[WRITTEN REQUEST]: Write the listing out again, all of it, word for word.

#####

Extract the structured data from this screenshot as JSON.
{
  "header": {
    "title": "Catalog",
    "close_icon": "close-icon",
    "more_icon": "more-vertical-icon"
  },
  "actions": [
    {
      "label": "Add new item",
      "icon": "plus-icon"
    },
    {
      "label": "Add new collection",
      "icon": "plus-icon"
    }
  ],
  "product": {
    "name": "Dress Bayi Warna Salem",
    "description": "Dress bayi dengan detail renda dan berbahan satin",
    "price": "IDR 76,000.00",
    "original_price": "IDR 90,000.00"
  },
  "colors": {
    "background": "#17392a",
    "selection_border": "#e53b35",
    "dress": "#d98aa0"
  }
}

#####

[EXERCISE RESULT]:
Extract the structured data from this screenshot as JSON.
{
  "header": {
    "title": "Catalog",
    "close_icon": "close-icon",
    "more_icon": "more-vertical-icon"
  },
  "actions": [
    {
      "label": "Add new item",
      "icon": "plus-icon"
    },
    {
      "label": "Add new collection",
      "icon": "plus-icon"
    }
  ],
  "product": {
    "name": "Dress Bayi Warna Salem",
    "description": "Dress bayi dengan detail renda dan berbahan satin",
    "price": "IDR 76,000.00",
    "original_price": "IDR 90,000.00"
  },
  "colors": {
    "background": "#17392a",
    "selection_border": "#e53b35",
    "dress": "#d98aa0"
  }
}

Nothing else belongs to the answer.